Short problem: Convert the listing below into a JSON array of strings, one string per line, omitting any blank lines.

Records of where elements are located:

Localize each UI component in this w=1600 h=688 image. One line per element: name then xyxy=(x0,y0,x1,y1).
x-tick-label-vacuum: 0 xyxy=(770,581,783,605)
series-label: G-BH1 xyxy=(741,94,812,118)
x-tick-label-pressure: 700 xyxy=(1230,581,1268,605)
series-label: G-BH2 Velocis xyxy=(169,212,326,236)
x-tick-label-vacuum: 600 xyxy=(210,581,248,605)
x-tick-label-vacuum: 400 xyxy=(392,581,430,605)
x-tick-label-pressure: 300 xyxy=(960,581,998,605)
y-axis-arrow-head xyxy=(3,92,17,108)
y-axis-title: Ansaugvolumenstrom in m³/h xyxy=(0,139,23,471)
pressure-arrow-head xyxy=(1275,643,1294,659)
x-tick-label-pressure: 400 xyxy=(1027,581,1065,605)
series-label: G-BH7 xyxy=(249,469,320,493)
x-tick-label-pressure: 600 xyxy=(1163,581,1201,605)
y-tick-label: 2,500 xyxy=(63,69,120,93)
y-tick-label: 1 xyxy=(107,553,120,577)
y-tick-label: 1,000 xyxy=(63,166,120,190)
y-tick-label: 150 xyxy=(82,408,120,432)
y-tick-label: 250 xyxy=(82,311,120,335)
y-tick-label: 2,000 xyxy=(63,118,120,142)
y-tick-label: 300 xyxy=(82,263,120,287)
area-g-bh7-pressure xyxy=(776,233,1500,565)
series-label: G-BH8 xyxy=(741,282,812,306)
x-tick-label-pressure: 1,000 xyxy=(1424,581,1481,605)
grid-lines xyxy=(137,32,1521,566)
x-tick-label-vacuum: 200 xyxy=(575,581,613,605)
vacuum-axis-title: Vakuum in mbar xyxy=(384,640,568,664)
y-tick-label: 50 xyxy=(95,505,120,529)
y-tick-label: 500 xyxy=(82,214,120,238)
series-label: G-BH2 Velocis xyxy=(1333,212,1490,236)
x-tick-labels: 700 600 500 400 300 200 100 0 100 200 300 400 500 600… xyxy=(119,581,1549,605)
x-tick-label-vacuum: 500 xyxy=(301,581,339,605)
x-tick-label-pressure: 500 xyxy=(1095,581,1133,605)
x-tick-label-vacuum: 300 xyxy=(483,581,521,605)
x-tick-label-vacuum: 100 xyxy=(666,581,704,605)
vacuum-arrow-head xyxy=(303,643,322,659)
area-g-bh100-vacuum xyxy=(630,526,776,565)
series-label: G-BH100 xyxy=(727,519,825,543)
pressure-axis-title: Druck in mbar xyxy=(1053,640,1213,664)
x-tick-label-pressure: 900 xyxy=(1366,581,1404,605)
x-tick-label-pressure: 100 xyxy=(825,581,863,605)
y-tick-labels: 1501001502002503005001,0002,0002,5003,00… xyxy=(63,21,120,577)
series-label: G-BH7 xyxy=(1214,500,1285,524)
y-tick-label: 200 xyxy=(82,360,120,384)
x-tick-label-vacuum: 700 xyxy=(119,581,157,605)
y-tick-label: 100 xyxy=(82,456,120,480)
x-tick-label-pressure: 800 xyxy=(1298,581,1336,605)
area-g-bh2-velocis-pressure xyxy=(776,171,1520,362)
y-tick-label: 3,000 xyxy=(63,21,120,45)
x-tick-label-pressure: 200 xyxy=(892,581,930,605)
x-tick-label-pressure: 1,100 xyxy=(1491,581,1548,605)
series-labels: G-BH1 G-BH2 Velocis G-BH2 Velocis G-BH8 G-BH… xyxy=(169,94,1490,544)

Solution for this exercise:
[
  "Localize each UI component in this w=1600 h=688 image. One line per element: name then xyxy=(x0,y0,x1,y1).",
  "x-tick-label-vacuum: 0 xyxy=(770,581,783,605)",
  "series-label: G-BH1 xyxy=(741,94,812,118)",
  "x-tick-label-pressure: 700 xyxy=(1230,581,1268,605)",
  "series-label: G-BH2 Velocis xyxy=(169,212,326,236)",
  "x-tick-label-vacuum: 600 xyxy=(210,581,248,605)",
  "x-tick-label-vacuum: 400 xyxy=(392,581,430,605)",
  "x-tick-label-pressure: 300 xyxy=(960,581,998,605)",
  "y-axis-arrow-head xyxy=(3,92,17,108)",
  "y-axis-title: Ansaugvolumenstrom in m³/h xyxy=(0,139,23,471)",
  "pressure-arrow-head xyxy=(1275,643,1294,659)",
  "x-tick-label-pressure: 400 xyxy=(1027,581,1065,605)",
  "series-label: G-BH7 xyxy=(249,469,320,493)",
  "x-tick-label-pressure: 600 xyxy=(1163,581,1201,605)",
  "y-tick-label: 2,500 xyxy=(63,69,120,93)",
  "y-tick-label: 1 xyxy=(107,553,120,577)",
  "y-tick-label: 1,000 xyxy=(63,166,120,190)",
  "y-tick-label: 150 xyxy=(82,408,120,432)",
  "y-tick-label: 250 xyxy=(82,311,120,335)",
  "y-tick-label: 2,000 xyxy=(63,118,120,142)",
  "y-tick-label: 300 xyxy=(82,263,120,287)",
  "area-g-bh7-pressure xyxy=(776,233,1500,565)",
  "series-label: G-BH8 xyxy=(741,282,812,306)",
  "x-tick-label-pressure: 1,000 xyxy=(1424,581,1481,605)",
  "grid-lines xyxy=(137,32,1521,566)",
  "x-tick-label-vacuum: 200 xyxy=(575,581,613,605)",
  "vacuum-axis-title: Vakuum in mbar xyxy=(384,640,568,664)",
  "y-tick-label: 50 xyxy=(95,505,120,529)",
  "y-tick-label: 500 xyxy=(82,214,120,238)",
  "series-label: G-BH2 Velocis xyxy=(1333,212,1490,236)",
  "x-tick-labels: 700 600 500 400 300 200 100 0 100 200 300 400 500 600… xyxy=(119,581,1549,605)",
  "x-tick-label-vacuum: 500 xyxy=(301,581,339,605)",
  "x-tick-label-pressure: 500 xyxy=(1095,581,1133,605)",
  "x-tick-label-vacuum: 300 xyxy=(483,581,521,605)",
  "x-tick-label-vacuum: 100 xyxy=(666,581,704,605)",
  "vacuum-arrow-head xyxy=(303,643,322,659)",
  "area-g-bh100-vacuum xyxy=(630,526,776,565)",
  "series-label: G-BH100 xyxy=(727,519,825,543)",
  "pressure-axis-title: Druck in mbar xyxy=(1053,640,1213,664)",
  "x-tick-label-pressure: 900 xyxy=(1366,581,1404,605)",
  "x-tick-label-pressure: 100 xyxy=(825,581,863,605)",
  "y-tick-labels: 1501001502002503005001,0002,0002,5003,00… xyxy=(63,21,120,577)",
  "series-label: G-BH7 xyxy=(1214,500,1285,524)",
  "y-tick-label: 200 xyxy=(82,360,120,384)",
  "x-tick-label-vacuum: 700 xyxy=(119,581,157,605)",
  "y-tick-label: 100 xyxy=(82,456,120,480)",
  "x-tick-label-pressure: 800 xyxy=(1298,581,1336,605)",
  "area-g-bh2-velocis-pressure xyxy=(776,171,1520,362)",
  "y-tick-label: 3,000 xyxy=(63,21,120,45)",
  "x-tick-label-pressure: 200 xyxy=(892,581,930,605)",
  "x-tick-label-pressure: 1,100 xyxy=(1491,581,1548,605)",
  "series-labels: G-BH1 G-BH2 Velocis G-BH2 Velocis G-BH8 G-BH… xyxy=(169,94,1490,544)"
]